- _RECORDS TO PROCESS_
↓↓↓

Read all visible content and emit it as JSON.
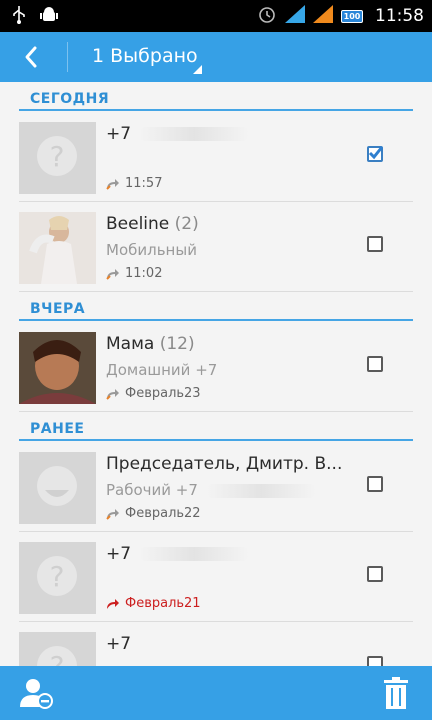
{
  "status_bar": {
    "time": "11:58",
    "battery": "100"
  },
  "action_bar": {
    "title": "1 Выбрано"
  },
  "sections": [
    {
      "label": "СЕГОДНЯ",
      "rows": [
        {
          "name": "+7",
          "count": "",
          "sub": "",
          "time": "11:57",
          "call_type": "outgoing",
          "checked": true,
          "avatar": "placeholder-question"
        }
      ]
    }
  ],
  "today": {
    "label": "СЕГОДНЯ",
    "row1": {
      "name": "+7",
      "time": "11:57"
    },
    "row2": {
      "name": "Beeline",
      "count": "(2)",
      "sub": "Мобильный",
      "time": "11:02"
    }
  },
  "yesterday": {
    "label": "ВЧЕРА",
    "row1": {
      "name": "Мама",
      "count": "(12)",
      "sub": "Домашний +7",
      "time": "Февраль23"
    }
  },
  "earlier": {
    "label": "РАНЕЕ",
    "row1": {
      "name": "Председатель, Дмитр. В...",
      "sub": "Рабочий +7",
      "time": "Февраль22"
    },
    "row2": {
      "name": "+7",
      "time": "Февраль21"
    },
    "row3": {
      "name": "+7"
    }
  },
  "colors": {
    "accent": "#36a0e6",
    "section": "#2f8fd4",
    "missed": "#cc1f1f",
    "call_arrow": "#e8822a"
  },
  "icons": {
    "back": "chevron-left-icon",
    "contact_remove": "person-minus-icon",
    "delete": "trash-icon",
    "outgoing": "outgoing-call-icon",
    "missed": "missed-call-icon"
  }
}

↑↑↑
↓↓↓

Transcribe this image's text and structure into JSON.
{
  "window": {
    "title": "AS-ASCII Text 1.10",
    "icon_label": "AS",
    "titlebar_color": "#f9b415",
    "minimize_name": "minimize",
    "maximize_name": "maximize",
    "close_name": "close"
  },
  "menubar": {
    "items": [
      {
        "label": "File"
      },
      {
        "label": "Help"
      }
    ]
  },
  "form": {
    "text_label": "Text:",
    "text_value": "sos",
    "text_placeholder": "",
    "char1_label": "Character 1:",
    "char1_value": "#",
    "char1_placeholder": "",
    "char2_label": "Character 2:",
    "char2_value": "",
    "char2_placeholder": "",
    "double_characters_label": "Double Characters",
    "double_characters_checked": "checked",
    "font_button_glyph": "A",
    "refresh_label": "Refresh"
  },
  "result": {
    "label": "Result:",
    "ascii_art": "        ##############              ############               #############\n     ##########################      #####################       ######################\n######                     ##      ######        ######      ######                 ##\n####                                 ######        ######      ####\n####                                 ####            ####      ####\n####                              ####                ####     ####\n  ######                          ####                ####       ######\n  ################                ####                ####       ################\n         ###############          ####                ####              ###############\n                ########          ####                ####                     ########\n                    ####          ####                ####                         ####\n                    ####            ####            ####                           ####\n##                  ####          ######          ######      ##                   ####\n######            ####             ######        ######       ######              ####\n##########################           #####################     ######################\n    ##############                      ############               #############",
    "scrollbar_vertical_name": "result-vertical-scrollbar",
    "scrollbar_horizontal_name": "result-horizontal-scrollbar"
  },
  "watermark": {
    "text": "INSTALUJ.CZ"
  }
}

↑↑↑

- _EXERCISE TASK_
The lines to collect are those holding the string "missed"; copy them all.

- _FINAL ANSWER_
    "missed": "#cc1f1f",
    "missed": "missed-call-icon"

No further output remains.